— begin —

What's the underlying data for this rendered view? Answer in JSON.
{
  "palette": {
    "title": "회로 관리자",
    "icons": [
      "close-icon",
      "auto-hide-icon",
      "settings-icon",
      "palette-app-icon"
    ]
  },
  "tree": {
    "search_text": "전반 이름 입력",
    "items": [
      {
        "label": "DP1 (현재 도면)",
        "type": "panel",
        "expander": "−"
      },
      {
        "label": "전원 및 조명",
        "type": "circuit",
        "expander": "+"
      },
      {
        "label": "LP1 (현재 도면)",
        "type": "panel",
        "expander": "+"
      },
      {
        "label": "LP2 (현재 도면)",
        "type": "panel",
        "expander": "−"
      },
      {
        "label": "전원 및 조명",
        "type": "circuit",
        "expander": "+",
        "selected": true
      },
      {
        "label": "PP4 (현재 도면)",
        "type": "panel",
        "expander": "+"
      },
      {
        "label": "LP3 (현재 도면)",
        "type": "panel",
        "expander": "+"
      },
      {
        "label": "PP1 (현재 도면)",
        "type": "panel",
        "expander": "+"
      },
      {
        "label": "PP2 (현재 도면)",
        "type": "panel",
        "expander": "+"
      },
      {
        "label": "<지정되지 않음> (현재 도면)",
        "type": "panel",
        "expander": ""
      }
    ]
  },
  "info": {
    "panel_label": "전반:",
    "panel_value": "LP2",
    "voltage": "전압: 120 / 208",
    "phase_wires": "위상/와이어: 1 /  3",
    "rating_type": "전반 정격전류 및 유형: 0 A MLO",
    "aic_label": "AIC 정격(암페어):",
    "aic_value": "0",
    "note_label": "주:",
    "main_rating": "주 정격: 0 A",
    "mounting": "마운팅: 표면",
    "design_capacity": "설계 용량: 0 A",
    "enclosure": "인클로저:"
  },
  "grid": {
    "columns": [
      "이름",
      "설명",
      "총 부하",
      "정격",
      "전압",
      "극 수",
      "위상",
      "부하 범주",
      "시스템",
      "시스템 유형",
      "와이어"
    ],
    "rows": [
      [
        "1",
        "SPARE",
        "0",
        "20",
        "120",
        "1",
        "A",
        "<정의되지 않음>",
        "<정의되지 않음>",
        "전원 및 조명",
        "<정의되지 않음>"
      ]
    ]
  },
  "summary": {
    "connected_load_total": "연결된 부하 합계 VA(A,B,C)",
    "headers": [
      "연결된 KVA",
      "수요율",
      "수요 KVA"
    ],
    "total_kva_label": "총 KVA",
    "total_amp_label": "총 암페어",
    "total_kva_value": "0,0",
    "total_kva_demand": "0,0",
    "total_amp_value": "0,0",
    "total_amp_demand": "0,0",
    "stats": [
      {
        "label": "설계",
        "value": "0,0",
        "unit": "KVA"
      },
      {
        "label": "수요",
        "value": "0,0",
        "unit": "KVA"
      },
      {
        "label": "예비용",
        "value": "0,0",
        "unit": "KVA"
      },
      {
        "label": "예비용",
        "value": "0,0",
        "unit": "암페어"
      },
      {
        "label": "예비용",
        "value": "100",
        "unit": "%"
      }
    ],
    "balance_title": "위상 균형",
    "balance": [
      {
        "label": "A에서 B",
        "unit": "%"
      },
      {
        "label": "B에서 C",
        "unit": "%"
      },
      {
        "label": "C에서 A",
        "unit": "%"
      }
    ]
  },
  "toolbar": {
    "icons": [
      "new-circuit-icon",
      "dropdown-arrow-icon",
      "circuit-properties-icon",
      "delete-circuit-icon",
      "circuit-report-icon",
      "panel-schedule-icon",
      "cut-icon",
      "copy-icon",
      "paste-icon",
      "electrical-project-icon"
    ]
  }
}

— end —

▶ **DIRECTIONS FOR THIS TASK**
Write the listing out again, exactly as it reads.

▶ **TASK OUTPUT**
What's the underlying data for this rendered view? Answer in JSON.
{
  "palette": {
    "title": "회로 관리자",
    "icons": [
      "close-icon",
      "auto-hide-icon",
      "settings-icon",
      "palette-app-icon"
    ]
  },
  "tree": {
    "search_text": "전반 이름 입력",
    "items": [
      {
        "label": "DP1 (현재 도면)",
        "type": "panel",
        "expander": "−"
      },
      {
        "label": "전원 및 조명",
        "type": "circuit",
        "expander": "+"
      },
      {
        "label": "LP1 (현재 도면)",
        "type": "panel",
        "expander": "+"
      },
      {
        "label": "LP2 (현재 도면)",
        "type": "panel",
        "expander": "−"
      },
      {
        "label": "전원 및 조명",
        "type": "circuit",
        "expander": "+",
        "selected": true
      },
      {
        "label": "PP4 (현재 도면)",
        "type": "panel",
        "expander": "+"
      },
      {
        "label": "LP3 (현재 도면)",
        "type": "panel",
        "expander": "+"
      },
      {
        "label": "PP1 (현재 도면)",
        "type": "panel",
        "expander": "+"
      },
      {
        "label": "PP2 (현재 도면)",
        "type": "panel",
        "expander": "+"
      },
      {
        "label": "<지정되지 않음> (현재 도면)",
        "type": "panel",
        "expander": ""
      }
    ]
  },
  "info": {
    "panel_label": "전반:",
    "panel_value": "LP2",
    "voltage": "전압: 120 / 208",
    "phase_wires": "위상/와이어: 1 /  3",
    "rating_type": "전반 정격전류 및 유형: 0 A MLO",
    "aic_label": "AIC 정격(암페어):",
    "aic_value": "0",
    "note_label": "주:",
    "main_rating": "주 정격: 0 A",
    "mounting": "마운팅: 표면",
    "design_capacity": "설계 용량: 0 A",
    "enclosure": "인클로저:"
  },
  "grid": {
    "columns": [
      "이름",
      "설명",
      "총 부하",
      "정격",
      "전압",
      "극 수",
      "위상",
      "부하 범주",
      "시스템",
      "시스템 유형",
      "와이어"
    ],
    "rows": [
      [
        "1",
        "SPARE",
        "0",
        "20",
        "120",
        "1",
        "A",
        "<정의되지 않음>",
        "<정의되지 않음>",
        "전원 및 조명",
        "<정의되지 않음>"
      ]
    ]
  },
  "summary": {
    "connected_load_total": "연결된 부하 합계 VA(A,B,C)",
    "headers": [
      "연결된 KVA",
      "수요율",
      "수요 KVA"
    ],
    "total_kva_label": "총 KVA",
    "total_amp_label": "총 암페어",
    "total_kva_value": "0,0",
    "total_kva_demand": "0,0",
    "total_amp_value": "0,0",
    "total_amp_demand": "0,0",
    "stats": [
      {
        "label": "설계",
        "value": "0,0",
        "unit": "KVA"
      },
      {
        "label": "수요",
        "value": "0,0",
        "unit": "KVA"
      },
      {
        "label": "예비용",
        "value": "0,0",
        "unit": "KVA"
      },
      {
        "label": "예비용",
        "value": "0,0",
        "unit": "암페어"
      },
      {
        "label": "예비용",
        "value": "100",
        "unit": "%"
      }
    ],
    "balance_title": "위상 균형",
    "balance": [
      {
        "label": "A에서 B",
        "unit": "%"
      },
      {
        "label": "B에서 C",
        "unit": "%"
      },
      {
        "label": "C에서 A",
        "unit": "%"
      }
    ]
  },
  "toolbar": {
    "icons": [
      "new-circuit-icon",
      "dropdown-arrow-icon",
      "circuit-properties-icon",
      "delete-circuit-icon",
      "circuit-report-icon",
      "panel-schedule-icon",
      "cut-icon",
      "copy-icon",
      "paste-icon",
      "electrical-project-icon"
    ]
  }
}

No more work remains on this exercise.